Repeat each entry in full, exactly.

= = = = =

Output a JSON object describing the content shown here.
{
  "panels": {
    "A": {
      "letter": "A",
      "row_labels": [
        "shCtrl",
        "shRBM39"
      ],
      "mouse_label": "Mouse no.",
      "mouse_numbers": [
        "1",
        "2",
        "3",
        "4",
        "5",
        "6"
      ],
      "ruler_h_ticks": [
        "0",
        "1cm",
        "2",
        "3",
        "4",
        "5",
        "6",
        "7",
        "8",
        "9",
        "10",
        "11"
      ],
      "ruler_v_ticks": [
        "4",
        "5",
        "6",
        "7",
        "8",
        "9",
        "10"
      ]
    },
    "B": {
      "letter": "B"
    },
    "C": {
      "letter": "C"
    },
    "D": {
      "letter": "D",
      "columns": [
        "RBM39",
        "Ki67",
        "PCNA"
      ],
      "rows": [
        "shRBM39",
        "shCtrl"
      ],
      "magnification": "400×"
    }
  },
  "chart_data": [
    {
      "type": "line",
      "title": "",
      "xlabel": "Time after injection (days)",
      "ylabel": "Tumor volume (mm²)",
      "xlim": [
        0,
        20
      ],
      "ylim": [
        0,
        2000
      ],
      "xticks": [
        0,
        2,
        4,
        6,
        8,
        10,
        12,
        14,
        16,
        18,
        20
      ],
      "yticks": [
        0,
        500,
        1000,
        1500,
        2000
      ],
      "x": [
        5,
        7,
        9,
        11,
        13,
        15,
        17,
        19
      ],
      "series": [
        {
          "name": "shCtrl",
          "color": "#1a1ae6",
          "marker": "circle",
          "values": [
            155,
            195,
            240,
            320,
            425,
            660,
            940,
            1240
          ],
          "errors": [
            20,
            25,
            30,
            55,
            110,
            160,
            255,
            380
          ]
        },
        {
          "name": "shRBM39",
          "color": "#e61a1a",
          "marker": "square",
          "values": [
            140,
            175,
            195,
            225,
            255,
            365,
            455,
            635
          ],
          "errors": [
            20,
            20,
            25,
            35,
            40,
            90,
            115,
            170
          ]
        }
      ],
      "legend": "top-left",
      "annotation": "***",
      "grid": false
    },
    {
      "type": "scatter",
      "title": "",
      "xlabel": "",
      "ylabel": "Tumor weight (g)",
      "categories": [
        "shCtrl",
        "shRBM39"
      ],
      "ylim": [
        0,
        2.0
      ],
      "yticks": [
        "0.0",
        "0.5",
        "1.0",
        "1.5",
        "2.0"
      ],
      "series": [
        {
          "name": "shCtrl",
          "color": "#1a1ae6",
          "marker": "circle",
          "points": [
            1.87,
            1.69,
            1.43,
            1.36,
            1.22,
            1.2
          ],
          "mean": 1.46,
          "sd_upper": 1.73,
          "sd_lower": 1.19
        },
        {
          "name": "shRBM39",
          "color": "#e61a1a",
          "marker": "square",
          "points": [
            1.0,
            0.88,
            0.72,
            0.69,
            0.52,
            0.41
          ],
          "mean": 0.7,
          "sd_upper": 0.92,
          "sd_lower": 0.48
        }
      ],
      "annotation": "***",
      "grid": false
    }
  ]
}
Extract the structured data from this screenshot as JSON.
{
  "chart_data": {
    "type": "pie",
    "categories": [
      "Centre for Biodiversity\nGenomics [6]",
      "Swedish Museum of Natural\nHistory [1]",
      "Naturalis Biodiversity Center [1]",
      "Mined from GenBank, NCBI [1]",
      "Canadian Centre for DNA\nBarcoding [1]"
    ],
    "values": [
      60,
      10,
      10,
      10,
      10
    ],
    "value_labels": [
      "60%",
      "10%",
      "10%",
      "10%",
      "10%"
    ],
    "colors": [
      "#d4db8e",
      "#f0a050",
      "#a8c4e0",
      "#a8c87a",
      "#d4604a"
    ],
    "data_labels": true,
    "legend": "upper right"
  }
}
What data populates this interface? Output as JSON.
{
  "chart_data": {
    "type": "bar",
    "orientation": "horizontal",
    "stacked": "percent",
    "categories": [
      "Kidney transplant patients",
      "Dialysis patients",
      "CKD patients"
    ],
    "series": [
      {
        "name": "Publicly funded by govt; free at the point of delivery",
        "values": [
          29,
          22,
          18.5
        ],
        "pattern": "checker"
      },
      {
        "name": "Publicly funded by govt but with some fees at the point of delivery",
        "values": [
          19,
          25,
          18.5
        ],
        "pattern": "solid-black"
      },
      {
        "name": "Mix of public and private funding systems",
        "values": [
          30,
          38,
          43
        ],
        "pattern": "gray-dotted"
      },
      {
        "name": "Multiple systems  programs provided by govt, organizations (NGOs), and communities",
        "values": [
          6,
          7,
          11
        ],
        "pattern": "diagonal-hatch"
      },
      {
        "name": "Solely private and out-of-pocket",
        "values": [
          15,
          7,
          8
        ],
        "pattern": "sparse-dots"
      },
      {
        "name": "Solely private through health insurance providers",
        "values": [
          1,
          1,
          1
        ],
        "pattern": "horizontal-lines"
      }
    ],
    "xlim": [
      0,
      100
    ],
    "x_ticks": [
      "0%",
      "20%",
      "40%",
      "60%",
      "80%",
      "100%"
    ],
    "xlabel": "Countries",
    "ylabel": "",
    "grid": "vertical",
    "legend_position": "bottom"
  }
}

= = = = =

## Worked solution:
Output a JSON object describing the content shown here.
{
  "panels": {
    "A": {
      "letter": "A",
      "row_labels": [
        "shCtrl",
        "shRBM39"
      ],
      "mouse_label": "Mouse no.",
      "mouse_numbers": [
        "1",
        "2",
        "3",
        "4",
        "5",
        "6"
      ],
      "ruler_h_ticks": [
        "0",
        "1cm",
        "2",
        "3",
        "4",
        "5",
        "6",
        "7",
        "8",
        "9",
        "10",
        "11"
      ],
      "ruler_v_ticks": [
        "4",
        "5",
        "6",
        "7",
        "8",
        "9",
        "10"
      ]
    },
    "B": {
      "letter": "B"
    },
    "C": {
      "letter": "C"
    },
    "D": {
      "letter": "D",
      "columns": [
        "RBM39",
        "Ki67",
        "PCNA"
      ],
      "rows": [
        "shRBM39",
        "shCtrl"
      ],
      "magnification": "400×"
    }
  },
  "chart_data": [
    {
      "type": "line",
      "title": "",
      "xlabel": "Time after injection (days)",
      "ylabel": "Tumor volume (mm²)",
      "xlim": [
        0,
        20
      ],
      "ylim": [
        0,
        2000
      ],
      "xticks": [
        0,
        2,
        4,
        6,
        8,
        10,
        12,
        14,
        16,
        18,
        20
      ],
      "yticks": [
        0,
        500,
        1000,
        1500,
        2000
      ],
      "x": [
        5,
        7,
        9,
        11,
        13,
        15,
        17,
        19
      ],
      "series": [
        {
          "name": "shCtrl",
          "color": "#1a1ae6",
          "marker": "circle",
          "values": [
            155,
            195,
            240,
            320,
            425,
            660,
            940,
            1240
          ],
          "errors": [
            20,
            25,
            30,
            55,
            110,
            160,
            255,
            380
          ]
        },
        {
          "name": "shRBM39",
          "color": "#e61a1a",
          "marker": "square",
          "values": [
            140,
            175,
            195,
            225,
            255,
            365,
            455,
            635
          ],
          "errors": [
            20,
            20,
            25,
            35,
            40,
            90,
            115,
            170
          ]
        }
      ],
      "legend": "top-left",
      "annotation": "***",
      "grid": false
    },
    {
      "type": "scatter",
      "title": "",
      "xlabel": "",
      "ylabel": "Tumor weight (g)",
      "categories": [
        "shCtrl",
        "shRBM39"
      ],
      "ylim": [
        0,
        2.0
      ],
      "yticks": [
        "0.0",
        "0.5",
        "1.0",
        "1.5",
        "2.0"
      ],
      "series": [
        {
          "name": "shCtrl",
          "color": "#1a1ae6",
          "marker": "circle",
          "points": [
            1.87,
            1.69,
            1.43,
            1.36,
            1.22,
            1.2
          ],
          "mean": 1.46,
          "sd_upper": 1.73,
          "sd_lower": 1.19
        },
        {
          "name": "shRBM39",
          "color": "#e61a1a",
          "marker": "square",
          "points": [
            1.0,
            0.88,
            0.72,
            0.69,
            0.52,
            0.41
          ],
          "mean": 0.7,
          "sd_upper": 0.92,
          "sd_lower": 0.48
        }
      ],
      "annotation": "***",
      "grid": false
    }
  ]
}
Extract the structured data from this screenshot as JSON.
{
  "chart_data": {
    "type": "pie",
    "categories": [
      "Centre for Biodiversity\nGenomics [6]",
      "Swedish Museum of Natural\nHistory [1]",
      "Naturalis Biodiversity Center [1]",
      "Mined from GenBank, NCBI [1]",
      "Canadian Centre for DNA\nBarcoding [1]"
    ],
    "values": [
      60,
      10,
      10,
      10,
      10
    ],
    "value_labels": [
      "60%",
      "10%",
      "10%",
      "10%",
      "10%"
    ],
    "colors": [
      "#d4db8e",
      "#f0a050",
      "#a8c4e0",
      "#a8c87a",
      "#d4604a"
    ],
    "data_labels": true,
    "legend": "upper right"
  }
}
What data populates this interface? Output as JSON.
{
  "chart_data": {
    "type": "bar",
    "orientation": "horizontal",
    "stacked": "percent",
    "categories": [
      "Kidney transplant patients",
      "Dialysis patients",
      "CKD patients"
    ],
    "series": [
      {
        "name": "Publicly funded by govt; free at the point of delivery",
        "values": [
          29,
          22,
          18.5
        ],
        "pattern": "checker"
      },
      {
        "name": "Publicly funded by govt but with some fees at the point of delivery",
        "values": [
          19,
          25,
          18.5
        ],
        "pattern": "solid-black"
      },
      {
        "name": "Mix of public and private funding systems",
        "values": [
          30,
          38,
          43
        ],
        "pattern": "gray-dotted"
      },
      {
        "name": "Multiple systems  programs provided by govt, organizations (NGOs), and communities",
        "values": [
          6,
          7,
          11
        ],
        "pattern": "diagonal-hatch"
      },
      {
        "name": "Solely private and out-of-pocket",
        "values": [
          15,
          7,
          8
        ],
        "pattern": "sparse-dots"
      },
      {
        "name": "Solely private through health insurance providers",
        "values": [
          1,
          1,
          1
        ],
        "pattern": "horizontal-lines"
      }
    ],
    "xlim": [
      0,
      100
    ],
    "x_ticks": [
      "0%",
      "20%",
      "40%",
      "60%",
      "80%",
      "100%"
    ],
    "xlabel": "Countries",
    "ylabel": "",
    "grid": "vertical",
    "legend_position": "bottom"
  }
}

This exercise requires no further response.